>> BEGIN Extracted text

Given that the heroes of old westerns always wore white (while the villain wore black), it’s easy enough to define white hat SEO as the correct, ethical way to approach SEO. To be more specific, it’s SEO that follows Google’s SEO guidelines rather than trying to get around them or somehow trick Google into ranking your site rank higher.

Here are the three main principles of white hat SEO:

1. Follow Search Engine Guidelines

The most straightforward definition of white hat SEO is that it follows Google’s Search Essentials (formerly known as Google’s Webmaster Guidelines). Google publishes its rules for defining the proper way to optimize a website. There, you’ll find a high-level description of what’s ethical; however, all that can be summed to a simple guideline: Avoid using manipulation. SEO involves following the guidelines, not manipulating Google’s algorithm or circumventing the system.

>> END Extracted text
>> BEGIN Raw records

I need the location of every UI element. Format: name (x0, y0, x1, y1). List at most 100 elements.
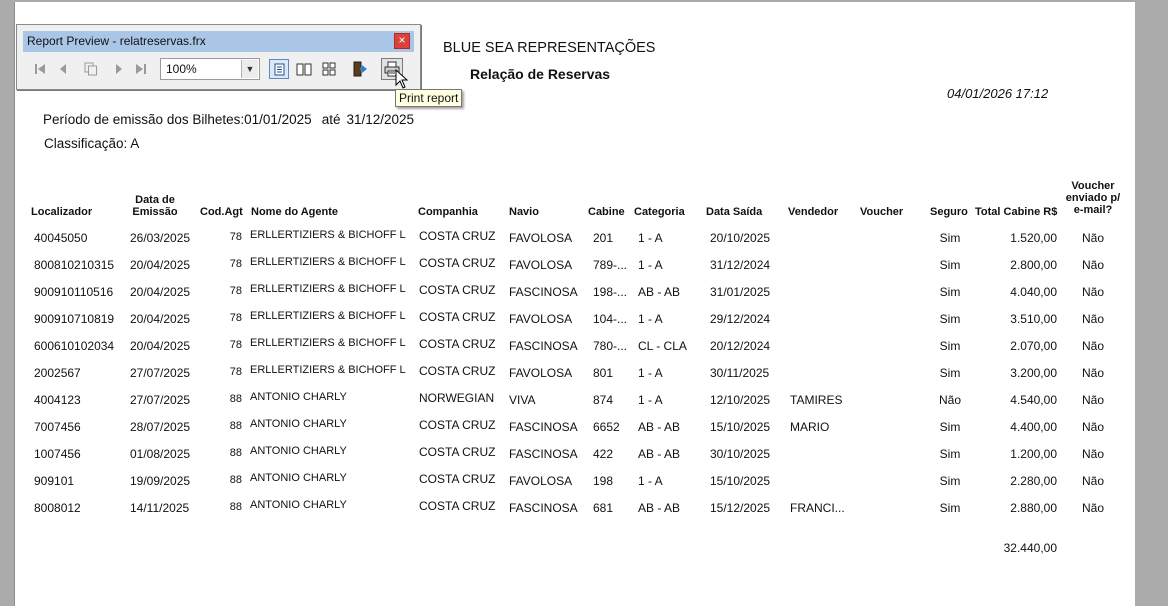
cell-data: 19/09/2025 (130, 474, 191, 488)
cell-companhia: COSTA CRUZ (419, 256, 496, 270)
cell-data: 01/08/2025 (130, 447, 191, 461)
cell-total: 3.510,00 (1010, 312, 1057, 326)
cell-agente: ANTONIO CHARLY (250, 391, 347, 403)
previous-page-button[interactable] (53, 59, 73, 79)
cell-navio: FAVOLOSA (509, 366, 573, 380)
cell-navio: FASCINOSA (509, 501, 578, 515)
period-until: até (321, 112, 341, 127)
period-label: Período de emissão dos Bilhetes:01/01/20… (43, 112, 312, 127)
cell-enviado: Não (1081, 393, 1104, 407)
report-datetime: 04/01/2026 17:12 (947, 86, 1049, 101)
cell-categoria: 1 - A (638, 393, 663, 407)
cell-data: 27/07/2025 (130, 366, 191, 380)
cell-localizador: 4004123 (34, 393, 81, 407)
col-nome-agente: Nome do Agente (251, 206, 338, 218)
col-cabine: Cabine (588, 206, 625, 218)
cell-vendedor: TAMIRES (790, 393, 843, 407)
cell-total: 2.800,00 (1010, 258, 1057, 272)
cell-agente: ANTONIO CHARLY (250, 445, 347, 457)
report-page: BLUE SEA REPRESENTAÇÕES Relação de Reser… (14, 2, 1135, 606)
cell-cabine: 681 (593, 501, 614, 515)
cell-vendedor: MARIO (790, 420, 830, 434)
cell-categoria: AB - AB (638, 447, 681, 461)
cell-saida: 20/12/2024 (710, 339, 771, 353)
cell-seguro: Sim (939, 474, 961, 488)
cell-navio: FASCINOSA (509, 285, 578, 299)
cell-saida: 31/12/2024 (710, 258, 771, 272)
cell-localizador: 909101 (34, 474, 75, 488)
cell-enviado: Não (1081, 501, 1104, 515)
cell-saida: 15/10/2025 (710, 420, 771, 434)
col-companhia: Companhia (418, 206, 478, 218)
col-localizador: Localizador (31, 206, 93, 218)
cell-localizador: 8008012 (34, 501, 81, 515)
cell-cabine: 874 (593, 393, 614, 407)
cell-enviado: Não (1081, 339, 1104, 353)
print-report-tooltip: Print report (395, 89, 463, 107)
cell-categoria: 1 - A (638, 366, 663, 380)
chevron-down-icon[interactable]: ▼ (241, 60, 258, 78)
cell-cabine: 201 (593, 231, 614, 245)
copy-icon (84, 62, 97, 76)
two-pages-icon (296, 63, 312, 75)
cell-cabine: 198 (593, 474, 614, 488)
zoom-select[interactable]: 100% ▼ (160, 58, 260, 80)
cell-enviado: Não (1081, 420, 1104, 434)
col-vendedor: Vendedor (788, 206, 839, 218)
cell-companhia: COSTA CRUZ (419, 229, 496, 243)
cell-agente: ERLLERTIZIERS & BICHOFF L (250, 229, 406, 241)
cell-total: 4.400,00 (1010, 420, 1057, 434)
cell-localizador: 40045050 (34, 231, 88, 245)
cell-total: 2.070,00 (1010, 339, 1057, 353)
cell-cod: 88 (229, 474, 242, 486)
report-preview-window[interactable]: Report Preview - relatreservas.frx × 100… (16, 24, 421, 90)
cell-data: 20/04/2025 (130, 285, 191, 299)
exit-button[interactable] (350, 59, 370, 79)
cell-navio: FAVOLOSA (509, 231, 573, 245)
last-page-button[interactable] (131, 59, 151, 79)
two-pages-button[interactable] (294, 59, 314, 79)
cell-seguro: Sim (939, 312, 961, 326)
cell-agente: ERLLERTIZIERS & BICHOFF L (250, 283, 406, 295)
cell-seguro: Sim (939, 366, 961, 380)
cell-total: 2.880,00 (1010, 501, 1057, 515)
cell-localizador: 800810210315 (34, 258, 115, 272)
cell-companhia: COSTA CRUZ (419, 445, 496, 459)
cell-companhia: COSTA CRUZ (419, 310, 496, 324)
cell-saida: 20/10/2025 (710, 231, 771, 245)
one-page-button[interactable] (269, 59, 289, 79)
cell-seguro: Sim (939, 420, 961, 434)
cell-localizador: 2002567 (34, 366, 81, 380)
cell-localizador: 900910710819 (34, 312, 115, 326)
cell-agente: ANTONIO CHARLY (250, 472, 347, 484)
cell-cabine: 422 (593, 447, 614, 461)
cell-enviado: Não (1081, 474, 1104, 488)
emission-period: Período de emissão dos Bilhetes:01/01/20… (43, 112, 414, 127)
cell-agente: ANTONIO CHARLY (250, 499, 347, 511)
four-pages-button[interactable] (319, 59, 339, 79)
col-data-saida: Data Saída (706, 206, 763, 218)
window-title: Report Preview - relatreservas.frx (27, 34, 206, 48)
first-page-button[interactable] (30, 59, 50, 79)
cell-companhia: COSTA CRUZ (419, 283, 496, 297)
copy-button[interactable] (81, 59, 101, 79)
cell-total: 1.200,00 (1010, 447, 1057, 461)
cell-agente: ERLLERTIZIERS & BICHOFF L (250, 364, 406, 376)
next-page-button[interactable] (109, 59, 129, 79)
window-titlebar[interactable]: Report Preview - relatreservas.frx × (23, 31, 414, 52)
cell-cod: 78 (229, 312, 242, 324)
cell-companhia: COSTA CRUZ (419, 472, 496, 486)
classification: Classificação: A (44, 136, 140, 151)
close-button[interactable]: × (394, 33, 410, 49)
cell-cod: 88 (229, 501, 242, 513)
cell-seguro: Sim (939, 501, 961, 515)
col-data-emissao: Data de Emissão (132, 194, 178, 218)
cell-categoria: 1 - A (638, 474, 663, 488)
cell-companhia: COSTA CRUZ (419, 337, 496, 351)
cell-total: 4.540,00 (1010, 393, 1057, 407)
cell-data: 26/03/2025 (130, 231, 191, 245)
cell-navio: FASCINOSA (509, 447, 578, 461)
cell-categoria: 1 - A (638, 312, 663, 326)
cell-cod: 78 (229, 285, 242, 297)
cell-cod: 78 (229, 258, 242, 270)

>> END Raw records

**Task requirements**.
1. Decide whether each statement agrees with the white hat SEO text. Answer yes or no, quoting the exact words of the text that decide it: (a) Google's Search Essentials was formerly known as Google's Webmaster Guidelines; (b) the text lists five main principles of white hat SEO; (c) in old westerns, the villain wore white.
2. Return the white hat SEO text word for word from "The most straightforward" to "circumventing the system.".
3. Resume the white hat SEO text from the point where it stops.
The rows are not needed for this work.

**Answers to the tasks**.
1.
(a) Yes: "Google’s Search Essentials (formerly known as Google’s Webmaster Guidelines)"
(b) No: "Here are the three main principles of white hat SEO:"
(c) No: "the heroes of old westerns always wore white (while the villain wore black)"

2.
The most straightforward definition of white hat SEO is that it follows Google’s Search Essentials (formerly known as Google’s Webmaster Guidelines). Google publishes its rules for defining the proper way to optimize a website. There, you’ll find a high-level description of what’s ethical; however, all that can be summed to a simple guideline: Avoid using manipulation. SEO involves following the guidelines, not manipulating Google’s algorithm or circumventing the system.

3.
2. Focus on Your Human Audience

While it’s true that a significant SEO goal is driving traffic to your website, Google’s priority is giving users the best possible experience, meaning search results should lead visitors to the content they are looking for. Further, that content should be rich and compelling.

Moreover, white hat SEO means employing techniques that benefit your site’s visitors. This is accomplished by such things as creating quality content, improving page load times, and streamlining site navigation. All these things will also lead to more backlinks over time.

3. Make a Long-Term Plan

White hat SEO strategies often take a little more time to implement and yield results than black hat strategies. Following Google’s guidelines takes more work but is far more successful at creating a positive user experience. The rewards come with knowing that white hat SEO techniques have a lasting impact that grows your traffic over time. As a result, you’ll see steady rankings for your chosen keywords.

White Hat SEO

Black Hat SEO

It almost goes without saying that black hat SEO is the opposite of white hat SEO. Black hat tactics often violate search engine guidelines. Google lists specific SEO strategies that you should avoid. Such tactics are often manipulative because they focus on manipulating Google’s algorithm to improve rankings rather than on user experience. Black hat SEO attempts to fool Google into thinking the website contains more value than it actually does.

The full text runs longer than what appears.